Objective:
Spot each line in the records below where the word "Drain" occurs, then copy it.

Excerpted records:
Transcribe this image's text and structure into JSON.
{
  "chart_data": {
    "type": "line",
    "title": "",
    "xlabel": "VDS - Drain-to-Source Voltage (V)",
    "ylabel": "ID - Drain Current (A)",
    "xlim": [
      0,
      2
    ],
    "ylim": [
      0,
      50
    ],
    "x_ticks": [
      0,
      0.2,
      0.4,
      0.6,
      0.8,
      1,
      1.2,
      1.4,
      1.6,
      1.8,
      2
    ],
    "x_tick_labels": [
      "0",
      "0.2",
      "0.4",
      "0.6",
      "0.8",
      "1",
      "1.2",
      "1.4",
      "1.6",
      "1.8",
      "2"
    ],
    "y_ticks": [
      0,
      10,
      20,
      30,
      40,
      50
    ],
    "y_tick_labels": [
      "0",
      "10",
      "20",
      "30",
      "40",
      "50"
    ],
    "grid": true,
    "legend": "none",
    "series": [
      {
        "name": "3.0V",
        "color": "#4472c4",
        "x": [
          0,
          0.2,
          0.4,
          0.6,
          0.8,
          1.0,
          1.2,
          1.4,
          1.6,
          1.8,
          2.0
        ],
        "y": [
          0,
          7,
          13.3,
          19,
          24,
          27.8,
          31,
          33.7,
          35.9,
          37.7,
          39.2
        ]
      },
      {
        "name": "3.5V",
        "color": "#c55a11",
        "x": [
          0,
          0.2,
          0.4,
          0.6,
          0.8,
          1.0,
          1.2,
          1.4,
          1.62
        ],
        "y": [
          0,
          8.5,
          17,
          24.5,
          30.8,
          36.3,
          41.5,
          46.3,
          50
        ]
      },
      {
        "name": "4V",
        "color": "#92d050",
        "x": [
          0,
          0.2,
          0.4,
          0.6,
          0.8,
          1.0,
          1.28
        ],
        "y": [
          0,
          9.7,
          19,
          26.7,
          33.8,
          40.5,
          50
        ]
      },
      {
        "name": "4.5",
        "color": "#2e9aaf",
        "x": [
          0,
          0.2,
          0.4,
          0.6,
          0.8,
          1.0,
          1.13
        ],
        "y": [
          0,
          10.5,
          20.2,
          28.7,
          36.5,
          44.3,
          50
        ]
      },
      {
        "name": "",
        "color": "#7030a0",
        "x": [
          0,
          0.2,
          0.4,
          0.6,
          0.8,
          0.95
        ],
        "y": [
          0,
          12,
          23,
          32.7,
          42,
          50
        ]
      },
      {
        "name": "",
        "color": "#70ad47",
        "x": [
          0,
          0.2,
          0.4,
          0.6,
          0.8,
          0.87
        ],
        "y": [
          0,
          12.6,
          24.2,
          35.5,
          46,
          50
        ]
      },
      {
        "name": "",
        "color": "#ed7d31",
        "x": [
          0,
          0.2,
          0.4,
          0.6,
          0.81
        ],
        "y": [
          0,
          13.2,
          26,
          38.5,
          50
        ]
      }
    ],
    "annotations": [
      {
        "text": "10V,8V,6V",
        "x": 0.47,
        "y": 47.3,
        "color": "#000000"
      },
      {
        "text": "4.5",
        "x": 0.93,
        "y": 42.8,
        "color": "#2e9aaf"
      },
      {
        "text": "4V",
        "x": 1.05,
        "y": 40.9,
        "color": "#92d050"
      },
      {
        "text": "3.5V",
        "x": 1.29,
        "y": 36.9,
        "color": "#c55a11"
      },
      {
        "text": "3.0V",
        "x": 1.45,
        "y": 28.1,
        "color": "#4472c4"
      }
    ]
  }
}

Output for this task:
    "xlabel": "VDS - Drain-to-Source Voltage (V)",
    "ylabel": "ID - Drain Current (A)",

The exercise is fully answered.